[Texto fornecido]
Friday, November 8, 2019


Possuído pelas imagens

            No cinema de horror sobrenatural, em um caso em que a pintura funciona como possessão, a meu ver há um dos mais belos - e  raros –  exemplos em The Haunted Palace (O Castelo Assombrado, 1963), de Roger Corman.
            Uma relação intensificada pelo próprio e mítico ator Vincent Price, que contracena com pinturas em outros filmes: em The House of The Seven Gables ( terceira história de Twice-Told Tales (Nos Domínios do Terror; dir. Sidney Salkow, EUA, 1963), uma pintura é o eixo narrativo na luta entre dois irmãos por uma herança, sob uma maldição que recai sobre a família; em colaborações anteriores com Roger Corman, no chamado ciclo Edgar Alan Poe de Corman, as pinturas desempenham aspectos alegorizantes e de cenário, como em O Solar Maldito/A Queda da Casa de Usher (House of Usher, EUA, 1960) e  O Poço e o Pêndulo (Pit and the Pendulum, EUA, 1961), produções que inseminam muitas construções plásticas de The Haunted Palace.[1]
            Em The Haunted Palace, Charles Dexter Ward (Vincent Price), retorna ao vilarejo de Arkhan com sua mulher para herdar um palácio/castelo, onde um bruxo (Joseph Curwen/Vincent Price) fora queimado 150 anos antes.
            Advertido pelos moradores locais, descendentes dos antepassados que queimaram Curwen, Ward e sua esposa decidem assim mesmo herdar o castelo.
            Desde o primeiro contato com a pintura, Ward é imediatamente ‘hipnotizado’ por sua presença e a extrema semelhança do retrato com ele. Esse efeito de duplicidade também se desloca por todo o filme, com os mesmos atores da sequência inicial desempenhando o papel dos descendentes, aos quais Curwen havia amaldiçoado. Esse movimento especular é o oposto da história célebre de Dorian Grey, de Oscar Wilde, pois o retrato funciona como um aprisionamento da alma e do corpo de Grey, enquanto aqui, ocorre uma fusão entre o espírito do feiticeiro no retrato e seu descendente, Charles Ward e, portanto, uma fusão no sentido que lhe dá Noël Carrol[2].
            Nesse primeiro contato e nos subsequentes, a câmera enquadra o personagem em câmera alta e campos e contracampos entre o personagem e a pintura com tomadas de ponto de vista, com a trilha sinfônica de Ronald Stein sublinhando cada momento, sobretudo no leitmotif em que as cordas e o metais de sopro trazem sempre os elementos trágicos recorrentes na composição plástico-musical. A míse-en-scène (encenação) opera com as expressões alternadas do ator, até a sua possessão pelo retrato.

[Problema a resolver] Retome o texto sobre a pintura como possessão em The Haunted Palace, continuando logo após a última frase apresentada.

[Segmento de dados]
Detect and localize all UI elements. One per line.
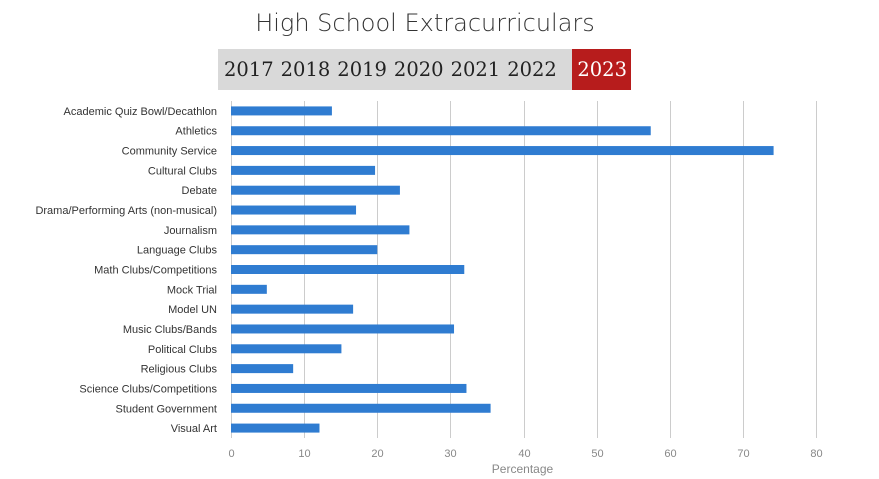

[Problema resolvido]
            Sem adentrar as questões que permeiam o cinema tido como produção B e o cinema de Roger Corman em particular, cabe observar alguns aspectos kitschs, pois a pintura é realizada num registro ‘expressionista’ (observe-se os galhos da árvore, por exempo), inexistente para aquela época, pois o retrato teria sido pintado no século XVII (a história se passa 150 anos após a morte de Curwen). O mesmo ocorre nos outros filmes mencionados antes, em que Vincent Price contracena com pinturas, pois os registros estilísticos das pinturas não obedecem a nenhuma aparência de fidedignidade histórica (quando não são apenas grosseiramente realizadas). Mesmo apesar disso, elas cumprem muito bem suas funções narrativas e os objetivos de perplexidade e espanto nos filmes.
            The Haunted Palace se estrutura todo por uma intensa espacialidade, em que o palácio/castelo orienta as (re) descobertas de Ward, além do vilarejo e o pátio com as árvores mortas. A própria pintura esconde, abaixo dela, uma entrada secreta, em que o livro do Necronomicon de Lovecraft constitui a chave para trazer os horrores secretos de Curwen de volta.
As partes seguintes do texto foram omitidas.